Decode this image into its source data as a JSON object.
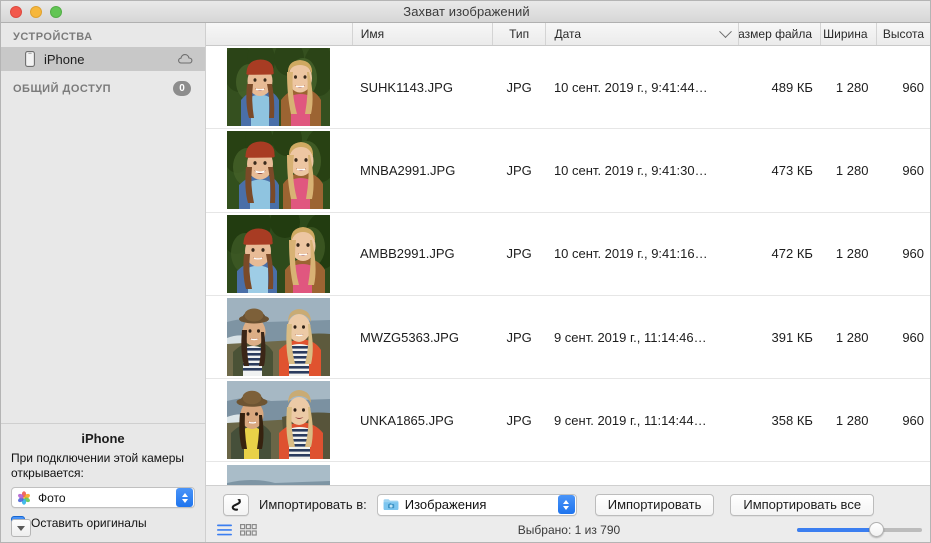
{
  "window": {
    "title": "Захват изображений",
    "traffic_lights": [
      "close",
      "minimize",
      "zoom"
    ]
  },
  "sidebar": {
    "sections": [
      {
        "title": "УСТРОЙСТВА",
        "badge": null
      },
      {
        "title": "ОБЩИЙ ДОСТУП",
        "badge": "0"
      }
    ],
    "devices": [
      {
        "label": "iPhone",
        "selected": true,
        "icon": "iphone-icon",
        "trailing_icon": "cloud-icon"
      }
    ],
    "info": {
      "device_name": "iPhone",
      "description": "При подключении этой камеры открывается:",
      "app_popup_value": "Фото",
      "app_popup_icon": "photos-app-icon",
      "checkbox_label": "Оставить оригиналы",
      "checkbox_checked": true,
      "disclosure_icon": "disclosure-triangle-icon"
    }
  },
  "table": {
    "columns": [
      {
        "key": "thumb",
        "label": "",
        "align": "center"
      },
      {
        "key": "name",
        "label": "Имя",
        "align": "left"
      },
      {
        "key": "type",
        "label": "Тип",
        "align": "center"
      },
      {
        "key": "date",
        "label": "Дата",
        "align": "left",
        "sorted": true,
        "sort_icon": "chevron-down-icon"
      },
      {
        "key": "size",
        "label": "Размер файла",
        "align": "right"
      },
      {
        "key": "width",
        "label": "Ширина",
        "align": "right"
      },
      {
        "key": "height",
        "label": "Высота",
        "align": "right"
      }
    ],
    "rows": [
      {
        "name": "SUHK1143.JPG",
        "type": "JPG",
        "date": "10 сент. 2019 г., 9:41:44…",
        "size": "489 КБ",
        "width": "1 280",
        "height": "960",
        "scene": "forest"
      },
      {
        "name": "MNBA2991.JPG",
        "type": "JPG",
        "date": "10 сент. 2019 г., 9:41:30…",
        "size": "473 КБ",
        "width": "1 280",
        "height": "960",
        "scene": "forest"
      },
      {
        "name": "AMBB2991.JPG",
        "type": "JPG",
        "date": "10 сент. 2019 г., 9:41:16…",
        "size": "472 КБ",
        "width": "1 280",
        "height": "960",
        "scene": "forest"
      },
      {
        "name": "MWZG5363.JPG",
        "type": "JPG",
        "date": "9 сент. 2019 г., 11:14:46…",
        "size": "391 КБ",
        "width": "1 280",
        "height": "960",
        "scene": "coast"
      },
      {
        "name": "UNKA1865.JPG",
        "type": "JPG",
        "date": "9 сент. 2019 г., 11:14:44…",
        "size": "358 КБ",
        "width": "1 280",
        "height": "960",
        "scene": "coast"
      },
      {
        "name": "",
        "type": "",
        "date": "",
        "size": "",
        "width": "",
        "height": "",
        "scene": "coast"
      }
    ]
  },
  "bottom_bar": {
    "rotate_icon": "rotate-left-icon",
    "import_to_label": "Импортировать в:",
    "destination": "Изображения",
    "destination_icon": "pictures-folder-icon",
    "import_button": "Импортировать",
    "import_all_button": "Импортировать все",
    "status": "Выбрано: 1 из 790",
    "view_list_icon": "list-view-icon",
    "view_grid_icon": "grid-view-icon",
    "view_active": "list",
    "thumbnail_size_value": 58
  },
  "colors": {
    "accent": "#3b7ef0",
    "sidebar_bg": "#e8e8e8",
    "selected_row": "#c8c8c8",
    "badge_bg": "#8d8d8d",
    "titlebar_text": "#3b3b3b"
  }
}
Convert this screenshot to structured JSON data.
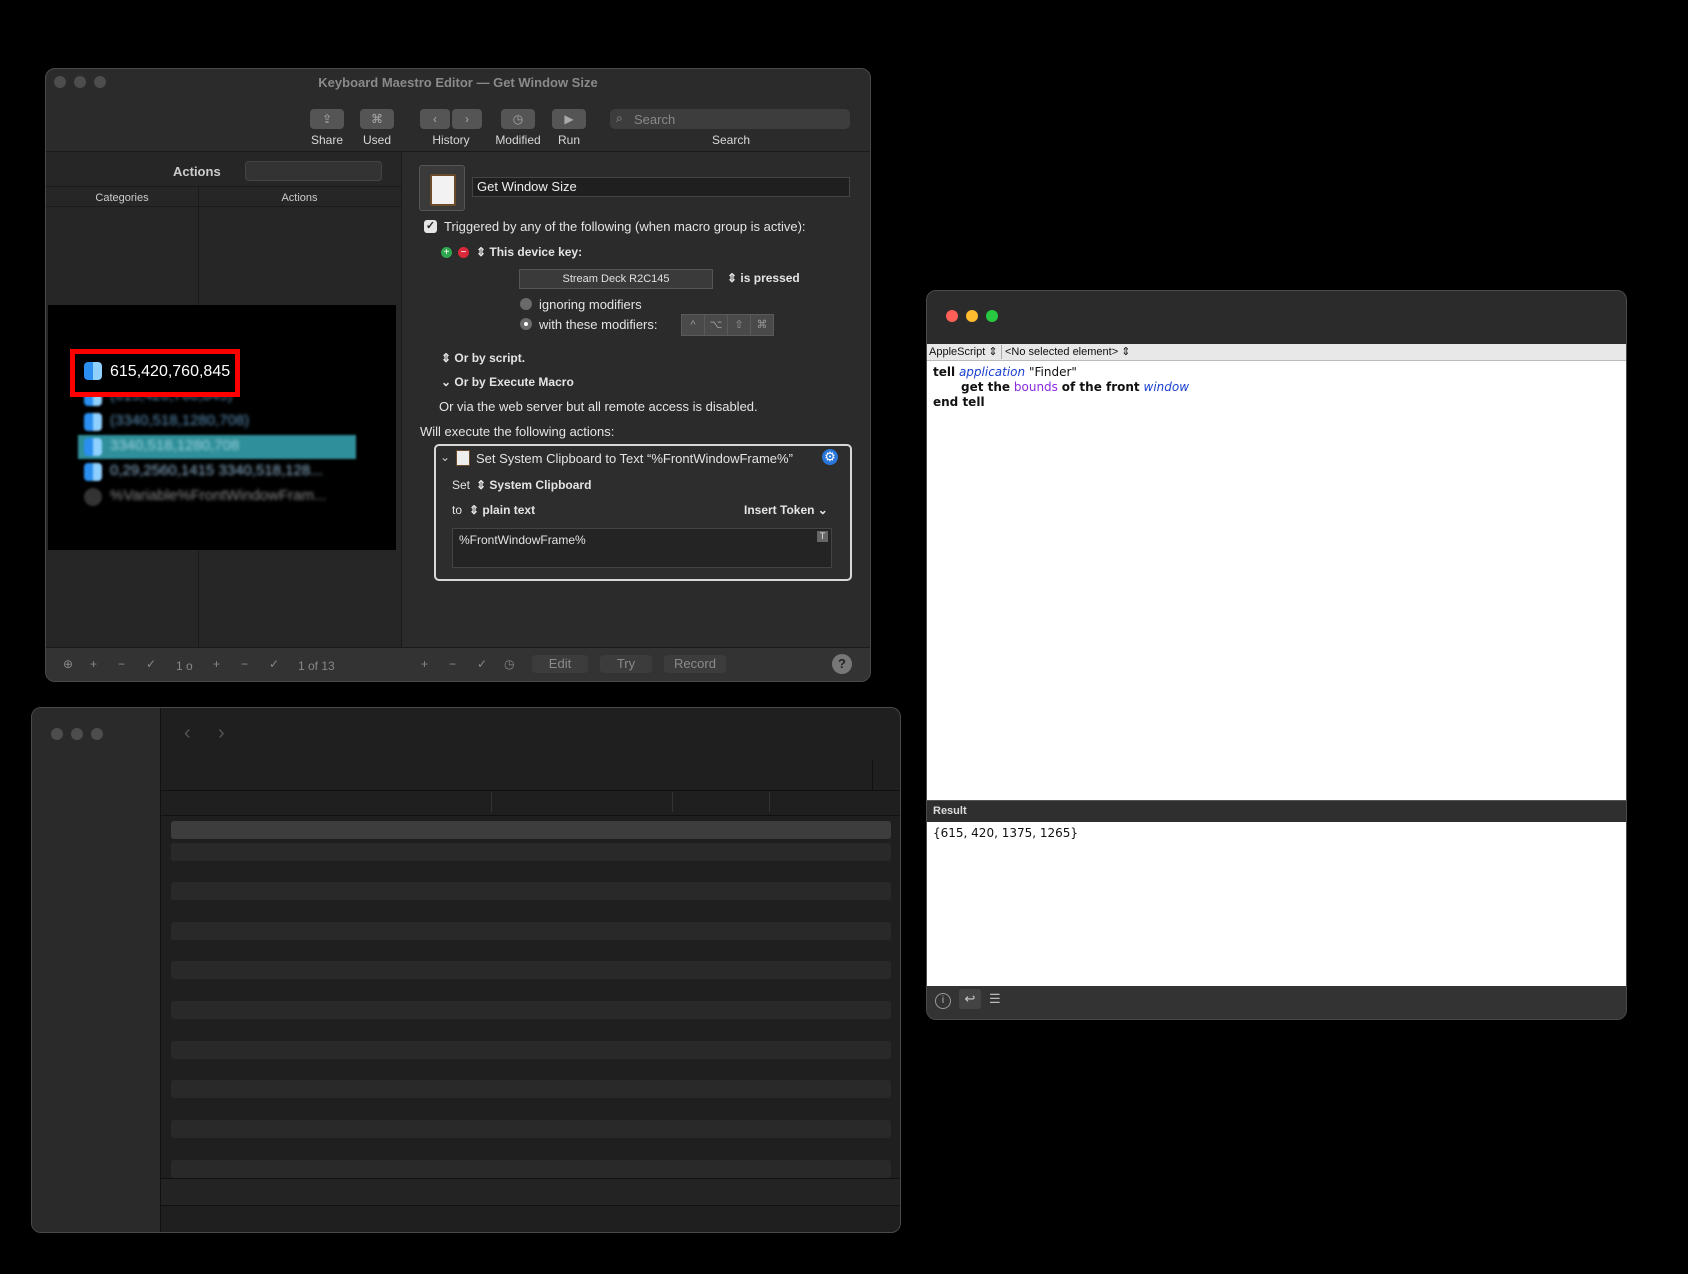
▬▬▬
Problem to solve
Every record above should be written out again without change, except that the pictures are left out.

Written answer
Decode this image into its source data as a JSON object.
{
  "window": {
    "title": "Захват изображений",
    "traffic_lights": [
      "close",
      "minimize",
      "zoom"
    ]
  },
  "sidebar": {
    "sections": [
      {
        "title": "УСТРОЙСТВА",
        "badge": null
      },
      {
        "title": "ОБЩИЙ ДОСТУП",
        "badge": "0"
      }
    ],
    "devices": [
      {
        "label": "iPhone",
        "selected": true,
        "icon": "iphone-icon",
        "trailing_icon": "cloud-icon"
      }
    ],
    "info": {
      "device_name": "iPhone",
      "description": "При подключении этой камеры открывается:",
      "app_popup_value": "Фото",
      "app_popup_icon": "photos-app-icon",
      "checkbox_label": "Оставить оригиналы",
      "checkbox_checked": true,
      "disclosure_icon": "disclosure-triangle-icon"
    }
  },
  "table": {
    "columns": [
      {
        "key": "thumb",
        "label": "",
        "align": "center"
      },
      {
        "key": "name",
        "label": "Имя",
        "align": "left"
      },
      {
        "key": "type",
        "label": "Тип",
        "align": "center"
      },
      {
        "key": "date",
        "label": "Дата",
        "align": "left",
        "sorted": true,
        "sort_icon": "chevron-down-icon"
      },
      {
        "key": "size",
        "label": "Размер файла",
        "align": "right"
      },
      {
        "key": "width",
        "label": "Ширина",
        "align": "right"
      },
      {
        "key": "height",
        "label": "Высота",
        "align": "right"
      }
    ],
    "rows": [
      {
        "name": "SUHK1143.JPG",
        "type": "JPG",
        "date": "10 сент. 2019 г., 9:41:44…",
        "size": "489 КБ",
        "width": "1 280",
        "height": "960",
        "scene": "forest"
      },
      {
        "name": "MNBA2991.JPG",
        "type": "JPG",
        "date": "10 сент. 2019 г., 9:41:30…",
        "size": "473 КБ",
        "width": "1 280",
        "height": "960",
        "scene": "forest"
      },
      {
        "name": "AMBB2991.JPG",
        "type": "JPG",
        "date": "10 сент. 2019 г., 9:41:16…",
        "size": "472 КБ",
        "width": "1 280",
        "height": "960",
        "scene": "forest"
      },
      {
        "name": "MWZG5363.JPG",
        "type": "JPG",
        "date": "9 сент. 2019 г., 11:14:46…",
        "size": "391 КБ",
        "width": "1 280",
        "height": "960",
        "scene": "coast"
      },
      {
        "name": "UNKA1865.JPG",
        "type": "JPG",
        "date": "9 сент. 2019 г., 11:14:44…",
        "size": "358 КБ",
        "width": "1 280",
        "height": "960",
        "scene": "coast"
      },
      {
        "name": "",
        "type": "",
        "date": "",
        "size": "",
        "width": "",
        "height": "",
        "scene": "coast"
      }
    ]
  },
  "bottom_bar": {
    "rotate_icon": "rotate-left-icon",
    "import_to_label": "Импортировать в:",
    "destination": "Изображения",
    "destination_icon": "pictures-folder-icon",
    "import_button": "Импортировать",
    "import_all_button": "Импортировать все",
    "status": "Выбрано: 1 из 790",
    "view_list_icon": "list-view-icon",
    "view_grid_icon": "grid-view-icon",
    "view_active": "list",
    "thumbnail_size_value": 58
  },
  "colors": {
    "accent": "#3b7ef0",
    "sidebar_bg": "#e8e8e8",
    "selected_row": "#c8c8c8",
    "badge_bg": "#8d8d8d",
    "titlebar_text": "#3b3b3b"
  }
}
Convert this screenshot to structured JSON data.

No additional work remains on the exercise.